(A block of data)
┄┄┄┄┄┄
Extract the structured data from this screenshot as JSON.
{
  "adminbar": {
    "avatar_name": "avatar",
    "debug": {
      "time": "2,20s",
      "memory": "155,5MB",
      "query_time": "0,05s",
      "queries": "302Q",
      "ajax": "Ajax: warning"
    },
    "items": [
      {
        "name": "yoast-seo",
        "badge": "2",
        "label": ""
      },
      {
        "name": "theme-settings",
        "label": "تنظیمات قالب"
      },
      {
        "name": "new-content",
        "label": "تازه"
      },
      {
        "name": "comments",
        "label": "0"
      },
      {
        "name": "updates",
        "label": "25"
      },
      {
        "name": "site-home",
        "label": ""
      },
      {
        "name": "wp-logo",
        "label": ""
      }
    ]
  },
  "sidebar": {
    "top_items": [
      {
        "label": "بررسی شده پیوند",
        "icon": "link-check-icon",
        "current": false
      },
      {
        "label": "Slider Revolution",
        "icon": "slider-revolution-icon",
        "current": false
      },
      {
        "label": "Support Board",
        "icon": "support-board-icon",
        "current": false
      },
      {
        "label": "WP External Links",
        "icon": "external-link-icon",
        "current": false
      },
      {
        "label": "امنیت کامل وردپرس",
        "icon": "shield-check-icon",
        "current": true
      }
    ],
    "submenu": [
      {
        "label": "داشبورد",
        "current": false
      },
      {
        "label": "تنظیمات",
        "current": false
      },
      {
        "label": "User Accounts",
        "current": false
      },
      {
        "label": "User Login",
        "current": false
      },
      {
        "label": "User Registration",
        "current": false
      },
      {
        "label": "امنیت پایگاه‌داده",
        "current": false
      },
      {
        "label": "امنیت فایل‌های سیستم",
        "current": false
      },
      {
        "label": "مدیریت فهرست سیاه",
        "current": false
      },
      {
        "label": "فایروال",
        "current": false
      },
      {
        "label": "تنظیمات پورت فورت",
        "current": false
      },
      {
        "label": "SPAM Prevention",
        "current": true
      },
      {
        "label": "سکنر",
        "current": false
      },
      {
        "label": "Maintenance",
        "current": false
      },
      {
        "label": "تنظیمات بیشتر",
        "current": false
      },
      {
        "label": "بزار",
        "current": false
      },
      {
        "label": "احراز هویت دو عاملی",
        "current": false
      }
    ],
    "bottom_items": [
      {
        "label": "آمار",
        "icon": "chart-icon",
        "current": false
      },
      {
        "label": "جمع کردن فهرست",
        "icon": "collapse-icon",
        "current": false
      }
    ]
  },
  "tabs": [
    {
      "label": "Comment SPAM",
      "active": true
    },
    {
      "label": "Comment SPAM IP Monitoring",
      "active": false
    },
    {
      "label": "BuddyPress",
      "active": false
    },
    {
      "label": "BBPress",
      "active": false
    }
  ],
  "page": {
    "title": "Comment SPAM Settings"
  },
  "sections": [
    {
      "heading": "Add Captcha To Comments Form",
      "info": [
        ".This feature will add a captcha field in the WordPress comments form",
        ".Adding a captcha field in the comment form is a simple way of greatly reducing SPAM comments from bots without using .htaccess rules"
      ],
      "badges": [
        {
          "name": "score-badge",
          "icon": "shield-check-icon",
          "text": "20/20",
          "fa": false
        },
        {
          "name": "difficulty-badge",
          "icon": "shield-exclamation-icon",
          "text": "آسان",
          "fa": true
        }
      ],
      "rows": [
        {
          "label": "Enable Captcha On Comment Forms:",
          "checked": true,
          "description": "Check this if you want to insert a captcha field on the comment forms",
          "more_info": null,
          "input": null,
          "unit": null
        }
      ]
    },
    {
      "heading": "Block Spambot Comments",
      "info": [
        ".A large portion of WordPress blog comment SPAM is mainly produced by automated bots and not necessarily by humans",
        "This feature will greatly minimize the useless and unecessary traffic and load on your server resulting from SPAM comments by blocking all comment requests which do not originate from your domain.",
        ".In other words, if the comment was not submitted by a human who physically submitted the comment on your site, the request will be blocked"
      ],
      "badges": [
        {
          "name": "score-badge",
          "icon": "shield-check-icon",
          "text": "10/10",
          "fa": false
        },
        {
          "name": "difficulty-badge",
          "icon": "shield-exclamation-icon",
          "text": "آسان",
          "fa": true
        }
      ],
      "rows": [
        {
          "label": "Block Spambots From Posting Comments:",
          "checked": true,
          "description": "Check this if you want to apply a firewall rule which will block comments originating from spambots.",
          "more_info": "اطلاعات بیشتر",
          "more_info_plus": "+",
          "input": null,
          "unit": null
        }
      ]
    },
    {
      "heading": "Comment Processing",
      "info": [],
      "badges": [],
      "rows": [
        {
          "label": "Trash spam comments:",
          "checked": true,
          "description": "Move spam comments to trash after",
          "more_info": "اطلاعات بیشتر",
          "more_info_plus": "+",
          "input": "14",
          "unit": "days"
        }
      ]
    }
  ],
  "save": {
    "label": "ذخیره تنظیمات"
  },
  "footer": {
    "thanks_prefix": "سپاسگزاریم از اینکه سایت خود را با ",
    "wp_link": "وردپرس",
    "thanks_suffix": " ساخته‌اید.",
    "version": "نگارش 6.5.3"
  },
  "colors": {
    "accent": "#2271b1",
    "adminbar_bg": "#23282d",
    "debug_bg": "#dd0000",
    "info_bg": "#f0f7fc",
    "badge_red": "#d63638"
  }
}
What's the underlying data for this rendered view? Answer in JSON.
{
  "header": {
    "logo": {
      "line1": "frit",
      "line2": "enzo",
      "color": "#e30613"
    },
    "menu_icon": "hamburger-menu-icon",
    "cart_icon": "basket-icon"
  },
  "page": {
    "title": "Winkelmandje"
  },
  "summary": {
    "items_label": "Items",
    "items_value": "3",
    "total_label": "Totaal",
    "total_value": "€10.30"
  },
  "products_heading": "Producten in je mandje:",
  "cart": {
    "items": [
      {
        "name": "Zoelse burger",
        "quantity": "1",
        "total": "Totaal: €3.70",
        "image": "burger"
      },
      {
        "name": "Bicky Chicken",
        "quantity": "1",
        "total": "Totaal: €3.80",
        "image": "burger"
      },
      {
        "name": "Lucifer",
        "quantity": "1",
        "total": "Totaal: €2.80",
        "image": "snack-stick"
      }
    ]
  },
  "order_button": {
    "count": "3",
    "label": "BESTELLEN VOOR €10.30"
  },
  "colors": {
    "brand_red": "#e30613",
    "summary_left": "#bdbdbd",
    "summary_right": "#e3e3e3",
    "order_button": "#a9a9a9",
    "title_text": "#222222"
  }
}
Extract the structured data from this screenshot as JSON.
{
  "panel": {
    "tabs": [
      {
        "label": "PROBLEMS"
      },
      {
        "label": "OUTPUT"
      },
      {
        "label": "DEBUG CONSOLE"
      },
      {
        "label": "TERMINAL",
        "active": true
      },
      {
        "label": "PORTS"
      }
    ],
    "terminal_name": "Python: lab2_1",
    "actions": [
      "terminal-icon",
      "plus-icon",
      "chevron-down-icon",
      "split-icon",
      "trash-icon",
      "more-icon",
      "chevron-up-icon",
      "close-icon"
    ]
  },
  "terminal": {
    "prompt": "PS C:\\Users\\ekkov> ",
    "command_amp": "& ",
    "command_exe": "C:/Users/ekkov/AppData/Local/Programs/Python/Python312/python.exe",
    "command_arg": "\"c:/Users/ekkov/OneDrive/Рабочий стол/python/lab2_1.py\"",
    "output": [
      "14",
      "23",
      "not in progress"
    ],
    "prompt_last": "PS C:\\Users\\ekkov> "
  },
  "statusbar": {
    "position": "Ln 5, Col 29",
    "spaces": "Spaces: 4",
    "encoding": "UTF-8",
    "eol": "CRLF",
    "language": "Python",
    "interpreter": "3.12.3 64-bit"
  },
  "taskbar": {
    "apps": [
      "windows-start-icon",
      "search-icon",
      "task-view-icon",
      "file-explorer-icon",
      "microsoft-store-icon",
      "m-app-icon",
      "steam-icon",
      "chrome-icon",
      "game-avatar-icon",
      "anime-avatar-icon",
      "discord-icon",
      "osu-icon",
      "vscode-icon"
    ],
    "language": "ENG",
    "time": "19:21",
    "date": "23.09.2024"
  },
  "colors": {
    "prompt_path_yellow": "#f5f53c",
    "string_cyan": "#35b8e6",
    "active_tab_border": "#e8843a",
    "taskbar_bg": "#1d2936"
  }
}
┄┄┄┄┄┄
= WRITTEN REQUEST =
Using the entries above, find all lines with "your". Copy them.

= RESPONSE TO THE TASK =
        "This feature will greatly minimize the useless and unecessary traffic and load on your server resulting from SPAM comments by blocking all comment requests which do not originate from your domain.",
        ".In other words, if the comment was not submitted by a human who physically submitted the comment on your site, the request will be blocked"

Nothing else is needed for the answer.